▶ [Objective]:
Filter the entries, keeping every line with the word "JSON".

─── Raw data

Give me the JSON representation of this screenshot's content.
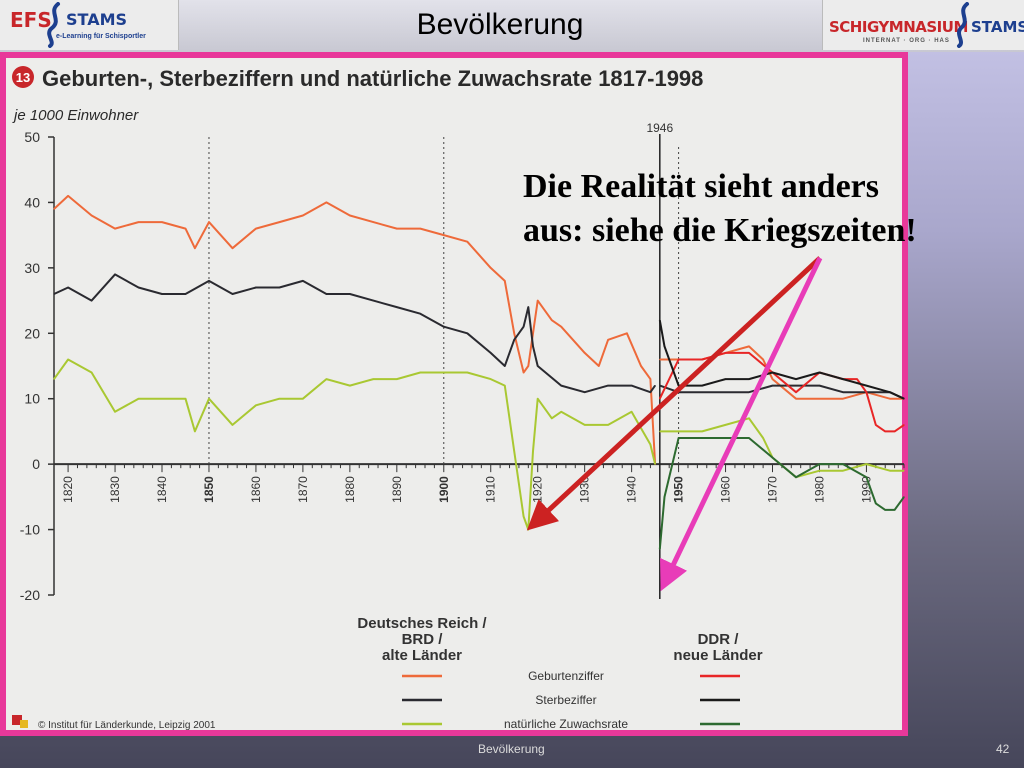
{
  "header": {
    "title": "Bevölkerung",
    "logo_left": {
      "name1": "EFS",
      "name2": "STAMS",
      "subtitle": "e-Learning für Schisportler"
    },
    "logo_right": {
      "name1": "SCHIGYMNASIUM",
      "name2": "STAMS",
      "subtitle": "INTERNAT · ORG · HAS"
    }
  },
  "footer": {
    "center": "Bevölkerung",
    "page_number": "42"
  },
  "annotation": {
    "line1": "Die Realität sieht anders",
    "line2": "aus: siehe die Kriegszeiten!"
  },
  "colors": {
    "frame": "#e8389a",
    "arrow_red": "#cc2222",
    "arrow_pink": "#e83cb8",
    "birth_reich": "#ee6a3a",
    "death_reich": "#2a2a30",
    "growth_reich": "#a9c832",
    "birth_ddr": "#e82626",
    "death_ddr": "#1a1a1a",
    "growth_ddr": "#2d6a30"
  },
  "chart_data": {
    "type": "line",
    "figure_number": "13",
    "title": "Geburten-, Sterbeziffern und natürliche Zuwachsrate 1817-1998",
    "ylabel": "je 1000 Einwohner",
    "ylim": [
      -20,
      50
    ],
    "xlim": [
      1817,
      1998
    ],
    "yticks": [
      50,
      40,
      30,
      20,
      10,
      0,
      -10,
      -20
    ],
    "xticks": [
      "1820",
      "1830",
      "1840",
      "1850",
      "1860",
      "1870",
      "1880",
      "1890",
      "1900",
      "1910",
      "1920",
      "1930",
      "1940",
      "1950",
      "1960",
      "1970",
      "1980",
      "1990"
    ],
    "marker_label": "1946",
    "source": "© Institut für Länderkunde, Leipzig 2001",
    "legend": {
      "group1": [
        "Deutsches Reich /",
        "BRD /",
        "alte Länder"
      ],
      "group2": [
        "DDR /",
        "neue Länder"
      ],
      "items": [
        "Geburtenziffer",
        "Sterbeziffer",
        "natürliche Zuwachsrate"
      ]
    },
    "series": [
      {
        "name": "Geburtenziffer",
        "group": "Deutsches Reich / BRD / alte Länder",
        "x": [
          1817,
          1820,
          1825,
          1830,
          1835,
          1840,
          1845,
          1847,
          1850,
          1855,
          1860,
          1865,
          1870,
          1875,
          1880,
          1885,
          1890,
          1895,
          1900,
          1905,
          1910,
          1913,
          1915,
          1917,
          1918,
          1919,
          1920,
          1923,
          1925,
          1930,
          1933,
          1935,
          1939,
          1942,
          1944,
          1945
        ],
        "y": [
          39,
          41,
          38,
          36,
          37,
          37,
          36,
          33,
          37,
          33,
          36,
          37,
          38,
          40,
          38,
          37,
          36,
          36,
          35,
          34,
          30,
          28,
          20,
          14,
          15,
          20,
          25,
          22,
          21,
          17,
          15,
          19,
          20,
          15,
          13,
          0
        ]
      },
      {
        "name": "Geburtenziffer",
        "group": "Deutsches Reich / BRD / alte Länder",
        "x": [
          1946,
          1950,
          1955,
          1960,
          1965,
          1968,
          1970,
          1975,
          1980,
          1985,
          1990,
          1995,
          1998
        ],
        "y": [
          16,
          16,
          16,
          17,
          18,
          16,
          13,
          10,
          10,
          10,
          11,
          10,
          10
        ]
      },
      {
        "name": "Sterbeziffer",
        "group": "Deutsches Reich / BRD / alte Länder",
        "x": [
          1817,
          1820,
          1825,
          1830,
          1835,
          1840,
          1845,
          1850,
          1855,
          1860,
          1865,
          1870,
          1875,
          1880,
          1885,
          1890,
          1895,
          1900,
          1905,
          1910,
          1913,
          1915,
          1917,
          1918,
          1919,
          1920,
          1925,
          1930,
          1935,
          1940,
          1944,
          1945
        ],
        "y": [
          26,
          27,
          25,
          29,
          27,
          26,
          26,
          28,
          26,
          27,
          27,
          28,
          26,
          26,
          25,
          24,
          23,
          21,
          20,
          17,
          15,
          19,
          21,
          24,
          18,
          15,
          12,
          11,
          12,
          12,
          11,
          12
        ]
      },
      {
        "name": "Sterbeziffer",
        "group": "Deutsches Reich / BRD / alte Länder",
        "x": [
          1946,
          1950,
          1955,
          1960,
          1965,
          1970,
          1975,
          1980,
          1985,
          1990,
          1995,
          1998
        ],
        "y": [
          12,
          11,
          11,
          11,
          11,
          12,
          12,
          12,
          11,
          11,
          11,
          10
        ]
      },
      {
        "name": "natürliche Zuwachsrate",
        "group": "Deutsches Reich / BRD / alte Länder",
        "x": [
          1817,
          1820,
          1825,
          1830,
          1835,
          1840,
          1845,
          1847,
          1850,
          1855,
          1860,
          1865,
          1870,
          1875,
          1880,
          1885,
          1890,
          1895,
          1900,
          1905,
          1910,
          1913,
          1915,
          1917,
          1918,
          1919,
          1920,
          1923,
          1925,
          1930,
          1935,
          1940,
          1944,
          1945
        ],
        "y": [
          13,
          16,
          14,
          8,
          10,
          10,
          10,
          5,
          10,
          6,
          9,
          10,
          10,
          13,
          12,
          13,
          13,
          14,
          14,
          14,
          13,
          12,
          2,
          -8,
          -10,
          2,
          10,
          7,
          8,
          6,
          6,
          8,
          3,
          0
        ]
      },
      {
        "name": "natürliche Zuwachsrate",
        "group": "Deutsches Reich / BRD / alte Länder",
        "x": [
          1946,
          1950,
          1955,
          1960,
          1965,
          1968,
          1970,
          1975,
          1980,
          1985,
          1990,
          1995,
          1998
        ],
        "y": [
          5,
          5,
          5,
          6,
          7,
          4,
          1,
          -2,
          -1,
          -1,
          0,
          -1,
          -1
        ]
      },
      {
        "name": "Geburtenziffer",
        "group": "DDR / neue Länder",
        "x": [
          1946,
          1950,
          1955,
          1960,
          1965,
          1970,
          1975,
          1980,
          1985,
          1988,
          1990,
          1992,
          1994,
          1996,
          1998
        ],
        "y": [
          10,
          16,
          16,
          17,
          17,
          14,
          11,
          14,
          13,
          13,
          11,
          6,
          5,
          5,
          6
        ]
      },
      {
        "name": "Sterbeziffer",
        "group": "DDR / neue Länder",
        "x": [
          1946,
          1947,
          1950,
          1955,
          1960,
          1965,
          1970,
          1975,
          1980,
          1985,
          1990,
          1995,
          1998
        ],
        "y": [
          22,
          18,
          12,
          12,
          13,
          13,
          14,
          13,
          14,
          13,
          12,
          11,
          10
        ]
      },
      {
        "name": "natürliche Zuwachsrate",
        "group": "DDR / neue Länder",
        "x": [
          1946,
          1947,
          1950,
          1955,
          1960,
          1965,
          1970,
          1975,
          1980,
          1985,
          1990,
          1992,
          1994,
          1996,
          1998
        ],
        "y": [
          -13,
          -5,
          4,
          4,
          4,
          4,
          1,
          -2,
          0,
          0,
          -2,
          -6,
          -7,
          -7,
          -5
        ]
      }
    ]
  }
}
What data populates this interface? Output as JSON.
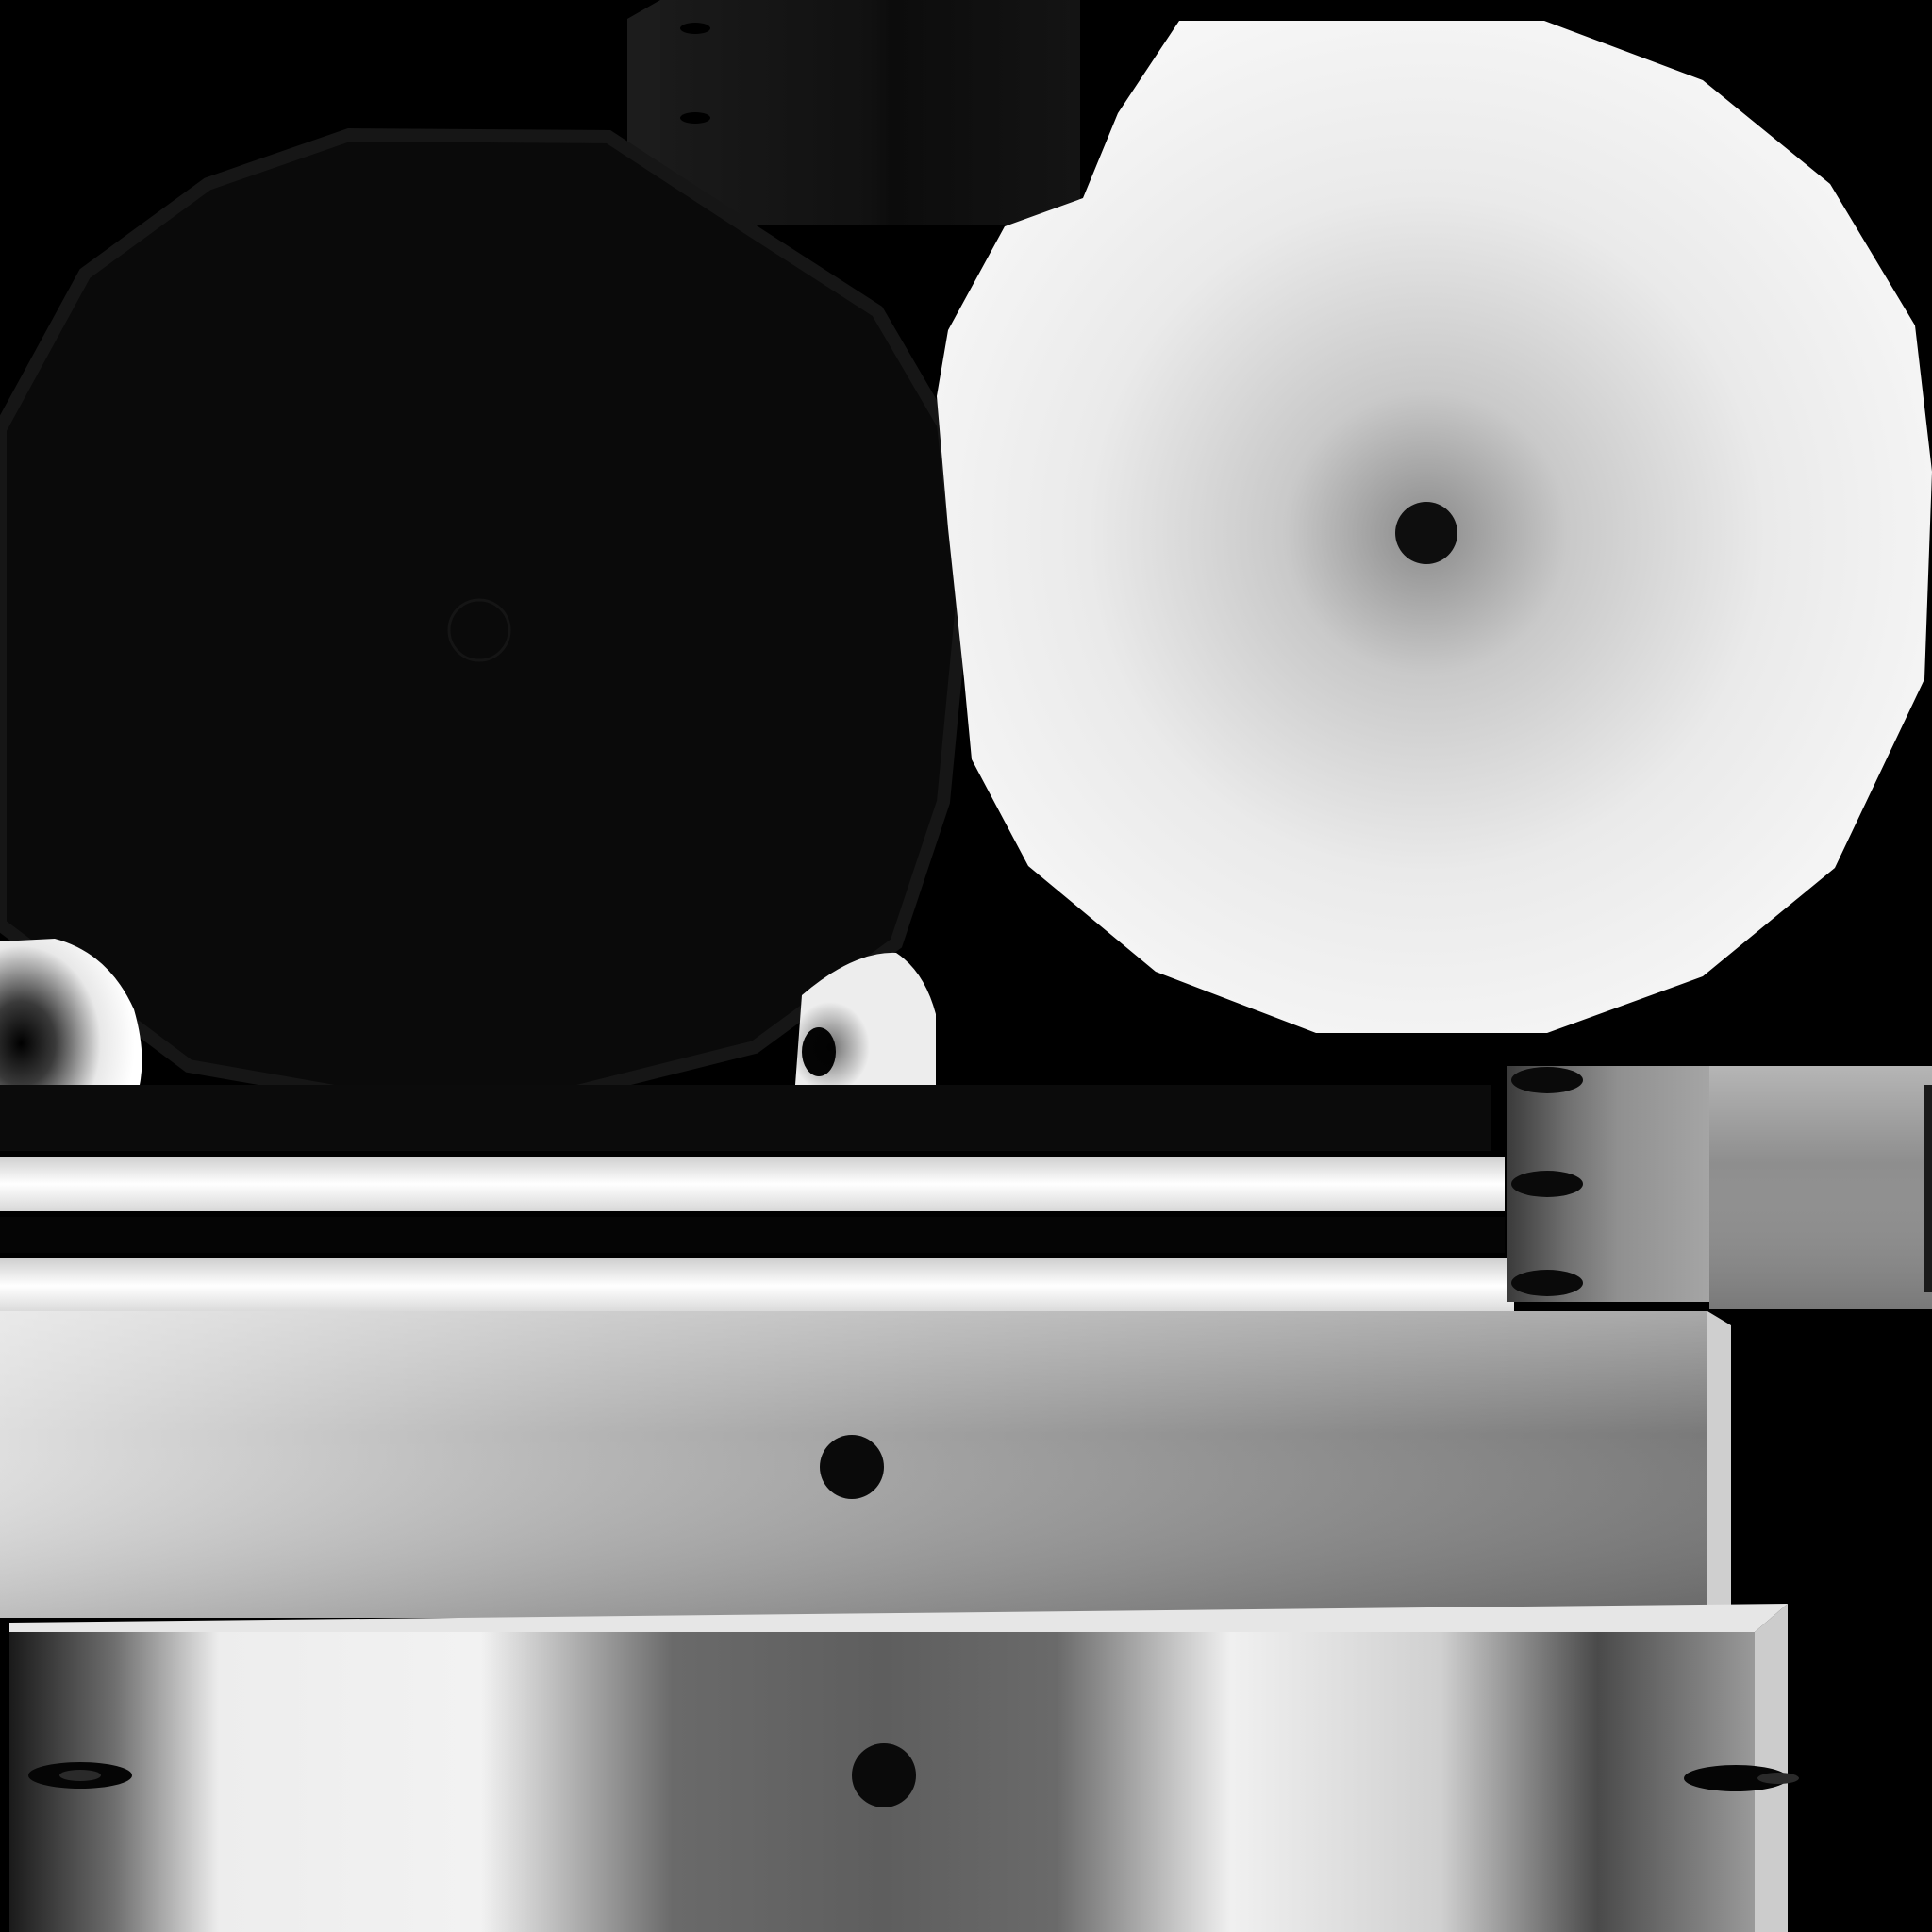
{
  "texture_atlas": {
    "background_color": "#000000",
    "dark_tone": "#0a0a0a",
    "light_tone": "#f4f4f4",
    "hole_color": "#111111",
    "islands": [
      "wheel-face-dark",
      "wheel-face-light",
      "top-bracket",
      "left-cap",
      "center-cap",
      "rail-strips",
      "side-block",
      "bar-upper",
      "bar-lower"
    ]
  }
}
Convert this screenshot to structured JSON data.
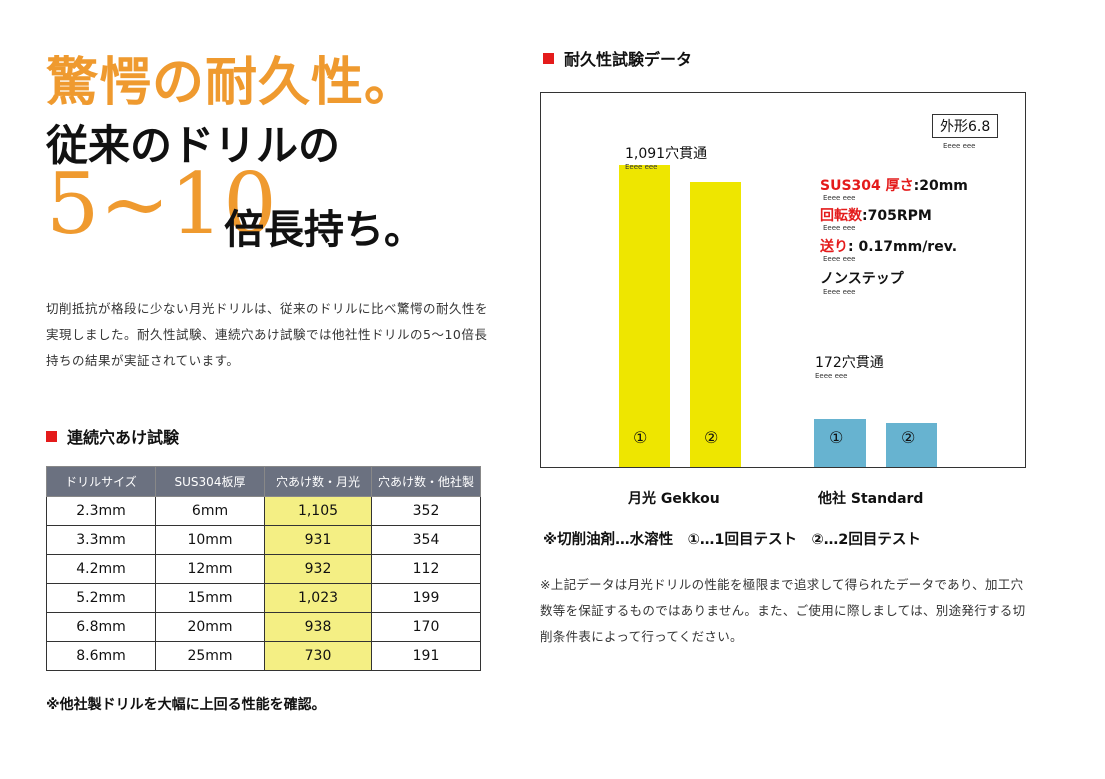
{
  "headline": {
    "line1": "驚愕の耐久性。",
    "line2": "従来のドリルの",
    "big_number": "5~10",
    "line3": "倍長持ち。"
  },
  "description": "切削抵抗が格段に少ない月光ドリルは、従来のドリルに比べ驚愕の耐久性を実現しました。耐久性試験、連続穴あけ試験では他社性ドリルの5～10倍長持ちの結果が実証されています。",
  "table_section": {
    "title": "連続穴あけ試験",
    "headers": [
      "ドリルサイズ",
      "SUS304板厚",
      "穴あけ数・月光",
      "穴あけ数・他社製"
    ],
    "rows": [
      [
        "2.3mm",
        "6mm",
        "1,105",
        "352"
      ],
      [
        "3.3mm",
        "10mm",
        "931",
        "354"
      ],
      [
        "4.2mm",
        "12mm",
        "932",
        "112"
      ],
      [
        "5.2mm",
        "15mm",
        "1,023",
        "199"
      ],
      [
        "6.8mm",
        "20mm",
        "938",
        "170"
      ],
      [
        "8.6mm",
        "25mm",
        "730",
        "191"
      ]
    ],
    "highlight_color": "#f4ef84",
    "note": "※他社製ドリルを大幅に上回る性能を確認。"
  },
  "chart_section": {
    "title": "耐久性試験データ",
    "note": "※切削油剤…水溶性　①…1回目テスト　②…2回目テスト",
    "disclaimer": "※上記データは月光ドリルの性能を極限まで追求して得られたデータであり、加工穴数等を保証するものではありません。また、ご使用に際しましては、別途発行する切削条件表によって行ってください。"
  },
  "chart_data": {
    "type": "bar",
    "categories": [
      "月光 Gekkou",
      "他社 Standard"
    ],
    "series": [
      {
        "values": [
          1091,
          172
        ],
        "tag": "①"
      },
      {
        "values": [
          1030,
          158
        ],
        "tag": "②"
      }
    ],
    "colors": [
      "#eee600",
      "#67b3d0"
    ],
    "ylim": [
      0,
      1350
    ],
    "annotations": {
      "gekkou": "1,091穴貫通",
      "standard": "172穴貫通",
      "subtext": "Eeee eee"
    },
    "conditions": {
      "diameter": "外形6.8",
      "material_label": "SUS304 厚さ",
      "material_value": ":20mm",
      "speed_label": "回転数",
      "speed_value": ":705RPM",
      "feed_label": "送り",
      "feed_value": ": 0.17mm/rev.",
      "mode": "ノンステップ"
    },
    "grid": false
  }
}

──────

▶ [Output for this task]:
Give me the JSON representation of this screenshot's content.
What data populates this interface? Output as JSON.
Convert this screenshot to structured JSON data.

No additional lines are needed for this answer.